-- PROMPT --
Copy each line that contains the string "Администрация".

-- DATASET --
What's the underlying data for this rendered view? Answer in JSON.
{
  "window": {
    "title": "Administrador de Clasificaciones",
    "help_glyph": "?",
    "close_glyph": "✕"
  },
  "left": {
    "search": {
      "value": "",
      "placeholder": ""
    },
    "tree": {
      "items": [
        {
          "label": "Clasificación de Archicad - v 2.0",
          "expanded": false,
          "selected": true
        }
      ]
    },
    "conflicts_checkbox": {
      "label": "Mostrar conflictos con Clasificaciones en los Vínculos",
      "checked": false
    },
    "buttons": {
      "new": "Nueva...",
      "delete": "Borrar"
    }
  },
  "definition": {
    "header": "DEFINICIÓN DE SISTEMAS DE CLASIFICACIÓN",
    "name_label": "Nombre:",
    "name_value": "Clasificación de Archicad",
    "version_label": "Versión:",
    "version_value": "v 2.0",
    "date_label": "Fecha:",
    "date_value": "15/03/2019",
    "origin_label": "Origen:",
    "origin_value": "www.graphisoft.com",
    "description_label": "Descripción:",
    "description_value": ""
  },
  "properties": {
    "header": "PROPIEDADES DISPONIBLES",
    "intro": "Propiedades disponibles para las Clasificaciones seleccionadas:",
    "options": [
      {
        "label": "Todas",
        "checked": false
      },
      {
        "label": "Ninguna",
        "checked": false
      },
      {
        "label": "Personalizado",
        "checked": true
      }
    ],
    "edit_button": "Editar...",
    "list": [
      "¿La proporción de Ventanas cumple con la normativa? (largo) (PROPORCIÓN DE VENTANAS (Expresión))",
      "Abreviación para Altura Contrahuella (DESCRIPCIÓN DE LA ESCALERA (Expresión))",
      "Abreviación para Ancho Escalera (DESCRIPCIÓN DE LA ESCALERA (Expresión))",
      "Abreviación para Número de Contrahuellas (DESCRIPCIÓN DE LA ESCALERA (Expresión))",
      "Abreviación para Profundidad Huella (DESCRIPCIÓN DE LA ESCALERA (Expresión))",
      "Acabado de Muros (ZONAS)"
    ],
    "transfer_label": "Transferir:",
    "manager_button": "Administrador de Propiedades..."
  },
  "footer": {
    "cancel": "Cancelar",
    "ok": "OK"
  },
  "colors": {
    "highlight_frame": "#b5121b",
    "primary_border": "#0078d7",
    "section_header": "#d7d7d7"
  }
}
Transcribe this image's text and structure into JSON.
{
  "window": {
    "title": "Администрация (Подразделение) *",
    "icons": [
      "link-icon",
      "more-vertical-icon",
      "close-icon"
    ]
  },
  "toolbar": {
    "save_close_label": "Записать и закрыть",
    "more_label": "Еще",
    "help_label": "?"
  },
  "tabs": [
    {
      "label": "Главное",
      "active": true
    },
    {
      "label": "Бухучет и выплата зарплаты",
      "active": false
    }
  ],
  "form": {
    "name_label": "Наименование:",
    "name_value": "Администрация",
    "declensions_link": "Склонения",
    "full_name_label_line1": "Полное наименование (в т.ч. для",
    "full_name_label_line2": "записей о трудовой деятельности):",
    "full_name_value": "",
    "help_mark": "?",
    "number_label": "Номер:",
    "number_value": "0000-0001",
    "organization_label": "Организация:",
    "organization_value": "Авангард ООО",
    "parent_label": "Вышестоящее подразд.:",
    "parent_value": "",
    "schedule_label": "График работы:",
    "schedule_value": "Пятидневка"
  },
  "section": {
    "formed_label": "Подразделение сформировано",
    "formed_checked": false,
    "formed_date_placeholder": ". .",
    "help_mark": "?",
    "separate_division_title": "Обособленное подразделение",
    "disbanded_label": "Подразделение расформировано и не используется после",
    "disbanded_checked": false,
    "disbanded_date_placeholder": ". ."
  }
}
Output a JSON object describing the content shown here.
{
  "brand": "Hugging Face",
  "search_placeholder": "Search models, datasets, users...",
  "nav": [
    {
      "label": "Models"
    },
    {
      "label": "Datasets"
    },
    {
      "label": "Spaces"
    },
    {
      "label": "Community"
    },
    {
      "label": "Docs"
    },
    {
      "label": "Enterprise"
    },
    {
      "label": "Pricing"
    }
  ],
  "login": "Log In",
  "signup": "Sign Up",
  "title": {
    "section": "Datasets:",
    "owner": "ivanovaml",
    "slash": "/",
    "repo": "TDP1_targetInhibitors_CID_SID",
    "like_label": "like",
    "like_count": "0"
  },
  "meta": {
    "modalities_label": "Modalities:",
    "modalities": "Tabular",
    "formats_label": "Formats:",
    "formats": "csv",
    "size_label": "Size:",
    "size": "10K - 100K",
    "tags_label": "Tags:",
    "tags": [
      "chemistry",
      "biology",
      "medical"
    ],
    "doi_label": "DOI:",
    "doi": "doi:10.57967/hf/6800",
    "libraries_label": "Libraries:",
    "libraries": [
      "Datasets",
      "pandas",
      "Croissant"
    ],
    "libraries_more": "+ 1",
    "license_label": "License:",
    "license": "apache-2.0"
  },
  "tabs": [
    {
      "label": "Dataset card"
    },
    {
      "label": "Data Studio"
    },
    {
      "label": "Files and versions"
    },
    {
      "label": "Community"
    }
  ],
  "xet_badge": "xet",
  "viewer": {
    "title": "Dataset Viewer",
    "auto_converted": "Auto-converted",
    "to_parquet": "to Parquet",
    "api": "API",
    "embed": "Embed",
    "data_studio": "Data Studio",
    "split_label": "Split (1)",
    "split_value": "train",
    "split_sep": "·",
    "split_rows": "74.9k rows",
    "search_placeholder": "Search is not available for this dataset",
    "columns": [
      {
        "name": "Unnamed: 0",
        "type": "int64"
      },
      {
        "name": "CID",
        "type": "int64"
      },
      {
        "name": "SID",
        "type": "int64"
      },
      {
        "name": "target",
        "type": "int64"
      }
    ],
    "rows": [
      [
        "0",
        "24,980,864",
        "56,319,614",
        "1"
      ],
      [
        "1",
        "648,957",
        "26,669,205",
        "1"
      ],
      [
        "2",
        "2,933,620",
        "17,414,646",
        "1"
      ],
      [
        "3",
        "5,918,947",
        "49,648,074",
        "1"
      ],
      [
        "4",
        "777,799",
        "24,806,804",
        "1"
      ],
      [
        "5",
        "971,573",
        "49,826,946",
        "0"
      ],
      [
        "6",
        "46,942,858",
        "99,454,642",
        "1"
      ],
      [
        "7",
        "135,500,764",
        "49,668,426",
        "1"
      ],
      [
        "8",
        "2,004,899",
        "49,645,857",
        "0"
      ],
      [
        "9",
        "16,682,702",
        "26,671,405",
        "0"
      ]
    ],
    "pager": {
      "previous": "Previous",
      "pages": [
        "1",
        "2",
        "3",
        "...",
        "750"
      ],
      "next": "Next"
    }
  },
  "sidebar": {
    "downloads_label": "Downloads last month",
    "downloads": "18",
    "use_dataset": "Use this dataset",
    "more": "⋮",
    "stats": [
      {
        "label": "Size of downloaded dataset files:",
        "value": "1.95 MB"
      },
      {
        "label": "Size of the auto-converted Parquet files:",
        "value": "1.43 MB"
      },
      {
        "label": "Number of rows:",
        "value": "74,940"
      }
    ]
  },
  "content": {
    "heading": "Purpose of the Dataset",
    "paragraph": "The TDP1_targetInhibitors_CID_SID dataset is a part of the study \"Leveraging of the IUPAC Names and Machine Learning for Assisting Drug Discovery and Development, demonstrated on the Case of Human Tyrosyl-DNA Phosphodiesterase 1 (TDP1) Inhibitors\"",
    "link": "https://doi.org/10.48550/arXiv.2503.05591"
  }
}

-- EXERCISE RESULT --
    "title": "Администрация (Подразделение) *",
    "name_value": "Администрация",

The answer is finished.